# EXERCISE OBJECTIVE
Output all lines exactly.

===== DATA PROVIDED =====

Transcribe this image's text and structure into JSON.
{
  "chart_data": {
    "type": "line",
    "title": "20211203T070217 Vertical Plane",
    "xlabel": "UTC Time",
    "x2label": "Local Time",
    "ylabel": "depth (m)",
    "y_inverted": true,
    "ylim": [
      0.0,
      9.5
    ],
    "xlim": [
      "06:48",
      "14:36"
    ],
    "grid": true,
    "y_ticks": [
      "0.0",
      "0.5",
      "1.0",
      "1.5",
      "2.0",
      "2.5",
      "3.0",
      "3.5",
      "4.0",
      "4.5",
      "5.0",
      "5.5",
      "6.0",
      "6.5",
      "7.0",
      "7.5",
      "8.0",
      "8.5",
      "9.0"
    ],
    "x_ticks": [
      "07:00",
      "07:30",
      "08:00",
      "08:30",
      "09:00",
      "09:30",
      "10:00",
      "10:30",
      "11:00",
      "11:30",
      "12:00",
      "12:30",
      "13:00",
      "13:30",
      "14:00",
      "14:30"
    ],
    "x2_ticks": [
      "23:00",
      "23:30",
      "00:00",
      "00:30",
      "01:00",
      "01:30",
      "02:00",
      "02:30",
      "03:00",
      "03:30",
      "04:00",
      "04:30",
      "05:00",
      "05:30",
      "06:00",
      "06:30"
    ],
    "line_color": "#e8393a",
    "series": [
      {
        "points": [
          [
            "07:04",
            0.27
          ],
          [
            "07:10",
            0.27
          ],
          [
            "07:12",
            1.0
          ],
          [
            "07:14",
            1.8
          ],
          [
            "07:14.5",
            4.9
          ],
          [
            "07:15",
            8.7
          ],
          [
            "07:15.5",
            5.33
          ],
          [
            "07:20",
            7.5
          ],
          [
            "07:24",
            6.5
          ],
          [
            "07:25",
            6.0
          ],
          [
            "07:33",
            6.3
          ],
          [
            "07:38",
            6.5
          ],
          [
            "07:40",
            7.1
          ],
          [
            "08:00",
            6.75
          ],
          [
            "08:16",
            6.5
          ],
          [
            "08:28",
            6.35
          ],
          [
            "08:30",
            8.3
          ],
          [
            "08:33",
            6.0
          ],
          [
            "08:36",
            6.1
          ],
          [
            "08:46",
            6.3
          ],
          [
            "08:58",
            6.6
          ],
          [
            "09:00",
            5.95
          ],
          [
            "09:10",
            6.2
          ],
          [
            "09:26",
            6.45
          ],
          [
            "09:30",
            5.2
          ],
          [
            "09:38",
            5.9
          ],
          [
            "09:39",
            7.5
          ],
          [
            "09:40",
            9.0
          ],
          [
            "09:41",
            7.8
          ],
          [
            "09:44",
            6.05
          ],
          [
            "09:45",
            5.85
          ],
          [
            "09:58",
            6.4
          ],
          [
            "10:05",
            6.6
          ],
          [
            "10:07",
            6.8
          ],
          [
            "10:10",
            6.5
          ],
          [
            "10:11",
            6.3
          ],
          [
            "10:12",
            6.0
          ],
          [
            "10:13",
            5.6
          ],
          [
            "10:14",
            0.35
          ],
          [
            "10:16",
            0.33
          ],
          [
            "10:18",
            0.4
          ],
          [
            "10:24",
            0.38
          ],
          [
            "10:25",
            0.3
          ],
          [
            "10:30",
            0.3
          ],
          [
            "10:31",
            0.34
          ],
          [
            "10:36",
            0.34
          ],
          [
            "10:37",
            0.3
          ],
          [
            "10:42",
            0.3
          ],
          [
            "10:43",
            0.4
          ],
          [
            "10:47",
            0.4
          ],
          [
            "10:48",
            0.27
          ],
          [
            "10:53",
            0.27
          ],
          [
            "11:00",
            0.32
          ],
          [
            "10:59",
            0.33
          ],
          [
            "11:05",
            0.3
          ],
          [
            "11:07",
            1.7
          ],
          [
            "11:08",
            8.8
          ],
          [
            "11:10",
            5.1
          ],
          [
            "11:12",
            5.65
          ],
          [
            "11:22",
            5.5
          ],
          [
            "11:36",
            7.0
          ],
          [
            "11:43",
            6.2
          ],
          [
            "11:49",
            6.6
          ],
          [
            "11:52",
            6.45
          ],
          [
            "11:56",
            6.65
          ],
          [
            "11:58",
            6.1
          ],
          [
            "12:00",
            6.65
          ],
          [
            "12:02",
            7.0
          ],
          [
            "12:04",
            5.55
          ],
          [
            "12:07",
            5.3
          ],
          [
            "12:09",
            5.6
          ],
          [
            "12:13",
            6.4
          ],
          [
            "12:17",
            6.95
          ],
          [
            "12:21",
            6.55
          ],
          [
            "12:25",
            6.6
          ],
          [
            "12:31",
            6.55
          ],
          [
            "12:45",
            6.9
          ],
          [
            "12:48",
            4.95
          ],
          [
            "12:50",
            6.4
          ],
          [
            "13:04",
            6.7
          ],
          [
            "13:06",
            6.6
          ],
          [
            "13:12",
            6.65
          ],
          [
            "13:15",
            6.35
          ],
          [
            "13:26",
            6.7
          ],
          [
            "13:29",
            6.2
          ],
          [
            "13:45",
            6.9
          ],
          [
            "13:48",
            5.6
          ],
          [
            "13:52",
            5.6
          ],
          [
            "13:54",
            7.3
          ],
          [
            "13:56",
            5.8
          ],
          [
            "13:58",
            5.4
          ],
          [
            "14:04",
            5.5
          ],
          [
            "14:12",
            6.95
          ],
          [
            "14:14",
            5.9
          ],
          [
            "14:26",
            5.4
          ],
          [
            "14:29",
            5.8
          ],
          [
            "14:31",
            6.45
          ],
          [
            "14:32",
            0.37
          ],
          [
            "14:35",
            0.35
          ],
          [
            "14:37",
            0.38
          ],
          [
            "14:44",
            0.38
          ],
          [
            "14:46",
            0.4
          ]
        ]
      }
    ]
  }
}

=====

# THE ANSWER
Transcribe this image's text and structure into JSON.
{
  "chart_data": {
    "type": "line",
    "title": "20211203T070217 Vertical Plane",
    "xlabel": "UTC Time",
    "x2label": "Local Time",
    "ylabel": "depth (m)",
    "y_inverted": true,
    "ylim": [
      0.0,
      9.5
    ],
    "xlim": [
      "06:48",
      "14:36"
    ],
    "grid": true,
    "y_ticks": [
      "0.0",
      "0.5",
      "1.0",
      "1.5",
      "2.0",
      "2.5",
      "3.0",
      "3.5",
      "4.0",
      "4.5",
      "5.0",
      "5.5",
      "6.0",
      "6.5",
      "7.0",
      "7.5",
      "8.0",
      "8.5",
      "9.0"
    ],
    "x_ticks": [
      "07:00",
      "07:30",
      "08:00",
      "08:30",
      "09:00",
      "09:30",
      "10:00",
      "10:30",
      "11:00",
      "11:30",
      "12:00",
      "12:30",
      "13:00",
      "13:30",
      "14:00",
      "14:30"
    ],
    "x2_ticks": [
      "23:00",
      "23:30",
      "00:00",
      "00:30",
      "01:00",
      "01:30",
      "02:00",
      "02:30",
      "03:00",
      "03:30",
      "04:00",
      "04:30",
      "05:00",
      "05:30",
      "06:00",
      "06:30"
    ],
    "line_color": "#e8393a",
    "series": [
      {
        "points": [
          [
            "07:04",
            0.27
          ],
          [
            "07:10",
            0.27
          ],
          [
            "07:12",
            1.0
          ],
          [
            "07:14",
            1.8
          ],
          [
            "07:14.5",
            4.9
          ],
          [
            "07:15",
            8.7
          ],
          [
            "07:15.5",
            5.33
          ],
          [
            "07:20",
            7.5
          ],
          [
            "07:24",
            6.5
          ],
          [
            "07:25",
            6.0
          ],
          [
            "07:33",
            6.3
          ],
          [
            "07:38",
            6.5
          ],
          [
            "07:40",
            7.1
          ],
          [
            "08:00",
            6.75
          ],
          [
            "08:16",
            6.5
          ],
          [
            "08:28",
            6.35
          ],
          [
            "08:30",
            8.3
          ],
          [
            "08:33",
            6.0
          ],
          [
            "08:36",
            6.1
          ],
          [
            "08:46",
            6.3
          ],
          [
            "08:58",
            6.6
          ],
          [
            "09:00",
            5.95
          ],
          [
            "09:10",
            6.2
          ],
          [
            "09:26",
            6.45
          ],
          [
            "09:30",
            5.2
          ],
          [
            "09:38",
            5.9
          ],
          [
            "09:39",
            7.5
          ],
          [
            "09:40",
            9.0
          ],
          [
            "09:41",
            7.8
          ],
          [
            "09:44",
            6.05
          ],
          [
            "09:45",
            5.85
          ],
          [
            "09:58",
            6.4
          ],
          [
            "10:05",
            6.6
          ],
          [
            "10:07",
            6.8
          ],
          [
            "10:10",
            6.5
          ],
          [
            "10:11",
            6.3
          ],
          [
            "10:12",
            6.0
          ],
          [
            "10:13",
            5.6
          ],
          [
            "10:14",
            0.35
          ],
          [
            "10:16",
            0.33
          ],
          [
            "10:18",
            0.4
          ],
          [
            "10:24",
            0.38
          ],
          [
            "10:25",
            0.3
          ],
          [
            "10:30",
            0.3
          ],
          [
            "10:31",
            0.34
          ],
          [
            "10:36",
            0.34
          ],
          [
            "10:37",
            0.3
          ],
          [
            "10:42",
            0.3
          ],
          [
            "10:43",
            0.4
          ],
          [
            "10:47",
            0.4
          ],
          [
            "10:48",
            0.27
          ],
          [
            "10:53",
            0.27
          ],
          [
            "11:00",
            0.32
          ],
          [
            "10:59",
            0.33
          ],
          [
            "11:05",
            0.3
          ],
          [
            "11:07",
            1.7
          ],
          [
            "11:08",
            8.8
          ],
          [
            "11:10",
            5.1
          ],
          [
            "11:12",
            5.65
          ],
          [
            "11:22",
            5.5
          ],
          [
            "11:36",
            7.0
          ],
          [
            "11:43",
            6.2
          ],
          [
            "11:49",
            6.6
          ],
          [
            "11:52",
            6.45
          ],
          [
            "11:56",
            6.65
          ],
          [
            "11:58",
            6.1
          ],
          [
            "12:00",
            6.65
          ],
          [
            "12:02",
            7.0
          ],
          [
            "12:04",
            5.55
          ],
          [
            "12:07",
            5.3
          ],
          [
            "12:09",
            5.6
          ],
          [
            "12:13",
            6.4
          ],
          [
            "12:17",
            6.95
          ],
          [
            "12:21",
            6.55
          ],
          [
            "12:25",
            6.6
          ],
          [
            "12:31",
            6.55
          ],
          [
            "12:45",
            6.9
          ],
          [
            "12:48",
            4.95
          ],
          [
            "12:50",
            6.4
          ],
          [
            "13:04",
            6.7
          ],
          [
            "13:06",
            6.6
          ],
          [
            "13:12",
            6.65
          ],
          [
            "13:15",
            6.35
          ],
          [
            "13:26",
            6.7
          ],
          [
            "13:29",
            6.2
          ],
          [
            "13:45",
            6.9
          ],
          [
            "13:48",
            5.6
          ],
          [
            "13:52",
            5.6
          ],
          [
            "13:54",
            7.3
          ],
          [
            "13:56",
            5.8
          ],
          [
            "13:58",
            5.4
          ],
          [
            "14:04",
            5.5
          ],
          [
            "14:12",
            6.95
          ],
          [
            "14:14",
            5.9
          ],
          [
            "14:26",
            5.4
          ],
          [
            "14:29",
            5.8
          ],
          [
            "14:31",
            6.45
          ],
          [
            "14:32",
            0.37
          ],
          [
            "14:35",
            0.35
          ],
          [
            "14:37",
            0.38
          ],
          [
            "14:44",
            0.38
          ],
          [
            "14:46",
            0.4
          ]
        ]
      }
    ]
  }
}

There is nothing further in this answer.